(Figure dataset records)
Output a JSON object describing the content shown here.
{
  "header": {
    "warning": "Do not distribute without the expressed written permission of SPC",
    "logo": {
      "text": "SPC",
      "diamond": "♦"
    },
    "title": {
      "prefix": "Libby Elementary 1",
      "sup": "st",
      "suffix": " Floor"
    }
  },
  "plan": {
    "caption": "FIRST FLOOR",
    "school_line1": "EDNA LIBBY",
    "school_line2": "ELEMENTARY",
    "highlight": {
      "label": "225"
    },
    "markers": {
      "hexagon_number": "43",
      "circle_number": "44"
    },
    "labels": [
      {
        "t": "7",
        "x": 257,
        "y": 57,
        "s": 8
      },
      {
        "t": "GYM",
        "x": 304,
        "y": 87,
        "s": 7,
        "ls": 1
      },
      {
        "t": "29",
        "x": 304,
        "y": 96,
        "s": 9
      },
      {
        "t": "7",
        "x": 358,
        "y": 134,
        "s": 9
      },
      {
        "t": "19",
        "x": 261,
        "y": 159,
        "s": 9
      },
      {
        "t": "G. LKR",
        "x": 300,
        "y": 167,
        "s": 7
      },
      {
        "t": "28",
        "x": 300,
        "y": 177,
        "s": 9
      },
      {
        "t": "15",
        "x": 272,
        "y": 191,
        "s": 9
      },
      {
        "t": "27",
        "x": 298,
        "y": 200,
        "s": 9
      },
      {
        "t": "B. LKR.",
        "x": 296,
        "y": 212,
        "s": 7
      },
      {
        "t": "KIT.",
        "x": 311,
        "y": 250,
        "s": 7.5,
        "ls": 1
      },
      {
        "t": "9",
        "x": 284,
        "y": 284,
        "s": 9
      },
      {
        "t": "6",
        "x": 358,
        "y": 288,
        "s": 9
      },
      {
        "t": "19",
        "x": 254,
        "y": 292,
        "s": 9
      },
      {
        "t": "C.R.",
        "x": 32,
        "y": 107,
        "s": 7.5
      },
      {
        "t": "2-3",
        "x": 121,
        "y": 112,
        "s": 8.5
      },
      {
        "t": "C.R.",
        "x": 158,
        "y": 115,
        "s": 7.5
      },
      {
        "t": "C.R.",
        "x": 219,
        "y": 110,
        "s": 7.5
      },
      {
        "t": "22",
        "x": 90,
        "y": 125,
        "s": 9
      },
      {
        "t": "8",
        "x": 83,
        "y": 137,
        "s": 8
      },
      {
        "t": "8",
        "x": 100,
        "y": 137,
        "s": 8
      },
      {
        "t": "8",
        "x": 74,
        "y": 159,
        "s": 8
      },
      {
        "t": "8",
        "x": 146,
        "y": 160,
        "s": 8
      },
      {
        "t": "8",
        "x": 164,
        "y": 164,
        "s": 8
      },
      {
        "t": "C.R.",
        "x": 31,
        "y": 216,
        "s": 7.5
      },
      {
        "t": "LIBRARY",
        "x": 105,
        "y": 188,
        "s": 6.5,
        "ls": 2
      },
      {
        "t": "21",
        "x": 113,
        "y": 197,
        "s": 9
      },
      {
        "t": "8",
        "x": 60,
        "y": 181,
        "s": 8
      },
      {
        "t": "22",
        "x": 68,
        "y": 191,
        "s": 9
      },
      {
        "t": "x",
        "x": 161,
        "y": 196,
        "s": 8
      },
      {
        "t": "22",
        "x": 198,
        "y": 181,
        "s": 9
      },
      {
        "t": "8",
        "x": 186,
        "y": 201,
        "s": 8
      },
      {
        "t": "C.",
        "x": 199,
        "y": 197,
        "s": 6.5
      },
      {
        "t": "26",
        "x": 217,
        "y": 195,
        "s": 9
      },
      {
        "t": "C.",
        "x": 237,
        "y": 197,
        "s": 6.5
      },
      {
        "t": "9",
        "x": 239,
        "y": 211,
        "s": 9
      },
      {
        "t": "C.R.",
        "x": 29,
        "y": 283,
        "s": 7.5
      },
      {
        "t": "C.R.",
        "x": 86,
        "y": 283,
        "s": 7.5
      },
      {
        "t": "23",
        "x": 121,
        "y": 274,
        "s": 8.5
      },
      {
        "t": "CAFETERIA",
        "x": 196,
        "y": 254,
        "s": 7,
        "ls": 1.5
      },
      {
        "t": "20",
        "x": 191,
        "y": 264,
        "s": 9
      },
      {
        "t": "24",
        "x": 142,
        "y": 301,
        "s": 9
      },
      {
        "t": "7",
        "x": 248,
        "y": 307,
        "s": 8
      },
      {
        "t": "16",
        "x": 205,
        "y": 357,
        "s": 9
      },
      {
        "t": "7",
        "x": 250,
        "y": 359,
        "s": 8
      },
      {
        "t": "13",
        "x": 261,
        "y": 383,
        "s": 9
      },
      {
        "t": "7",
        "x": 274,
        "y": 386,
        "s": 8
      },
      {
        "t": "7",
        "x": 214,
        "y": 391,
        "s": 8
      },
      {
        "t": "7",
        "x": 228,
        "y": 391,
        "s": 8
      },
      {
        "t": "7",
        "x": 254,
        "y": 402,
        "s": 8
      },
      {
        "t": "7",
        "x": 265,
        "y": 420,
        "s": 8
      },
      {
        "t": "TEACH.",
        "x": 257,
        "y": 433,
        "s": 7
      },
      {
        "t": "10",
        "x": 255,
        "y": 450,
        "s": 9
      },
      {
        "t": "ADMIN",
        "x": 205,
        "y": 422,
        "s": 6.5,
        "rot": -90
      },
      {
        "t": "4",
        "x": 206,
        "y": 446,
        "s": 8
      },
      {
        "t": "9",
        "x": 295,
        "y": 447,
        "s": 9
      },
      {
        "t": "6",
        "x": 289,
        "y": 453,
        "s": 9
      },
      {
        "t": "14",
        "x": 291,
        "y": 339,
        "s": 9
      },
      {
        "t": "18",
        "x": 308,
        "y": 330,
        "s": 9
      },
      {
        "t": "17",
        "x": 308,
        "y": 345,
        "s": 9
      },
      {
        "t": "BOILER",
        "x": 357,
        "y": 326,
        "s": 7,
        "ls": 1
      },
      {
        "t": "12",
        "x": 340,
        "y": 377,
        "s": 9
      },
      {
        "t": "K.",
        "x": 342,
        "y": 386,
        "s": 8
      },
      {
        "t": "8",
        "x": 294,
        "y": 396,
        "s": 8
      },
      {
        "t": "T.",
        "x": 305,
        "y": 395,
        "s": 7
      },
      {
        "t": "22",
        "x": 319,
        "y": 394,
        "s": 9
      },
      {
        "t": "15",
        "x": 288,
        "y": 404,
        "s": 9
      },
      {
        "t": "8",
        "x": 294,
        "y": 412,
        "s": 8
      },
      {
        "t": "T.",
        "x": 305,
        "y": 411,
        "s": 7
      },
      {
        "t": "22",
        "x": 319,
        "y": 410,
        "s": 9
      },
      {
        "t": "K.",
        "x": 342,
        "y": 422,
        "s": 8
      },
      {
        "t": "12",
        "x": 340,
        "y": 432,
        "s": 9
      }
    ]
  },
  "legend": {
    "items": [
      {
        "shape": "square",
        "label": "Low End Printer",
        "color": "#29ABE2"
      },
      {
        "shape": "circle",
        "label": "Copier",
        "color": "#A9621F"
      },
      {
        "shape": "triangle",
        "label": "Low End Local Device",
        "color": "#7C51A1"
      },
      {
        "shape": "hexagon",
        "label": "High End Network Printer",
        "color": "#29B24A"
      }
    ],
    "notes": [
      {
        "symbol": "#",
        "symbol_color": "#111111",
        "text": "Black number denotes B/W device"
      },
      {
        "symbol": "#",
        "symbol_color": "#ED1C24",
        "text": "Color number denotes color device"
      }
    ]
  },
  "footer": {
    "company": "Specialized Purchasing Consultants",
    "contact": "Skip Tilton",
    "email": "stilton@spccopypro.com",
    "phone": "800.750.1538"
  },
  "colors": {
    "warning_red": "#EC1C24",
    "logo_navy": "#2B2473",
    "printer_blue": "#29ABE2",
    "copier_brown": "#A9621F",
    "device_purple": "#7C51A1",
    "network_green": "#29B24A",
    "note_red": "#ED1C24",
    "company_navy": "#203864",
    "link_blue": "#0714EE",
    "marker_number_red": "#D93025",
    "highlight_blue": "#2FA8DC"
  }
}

- Instruction: Pull out the lines above in which the word "shape" appears.

- Exercise answer:
        "shape": "square",
        "shape": "circle",
        "shape": "triangle",
        "shape": "hexagon",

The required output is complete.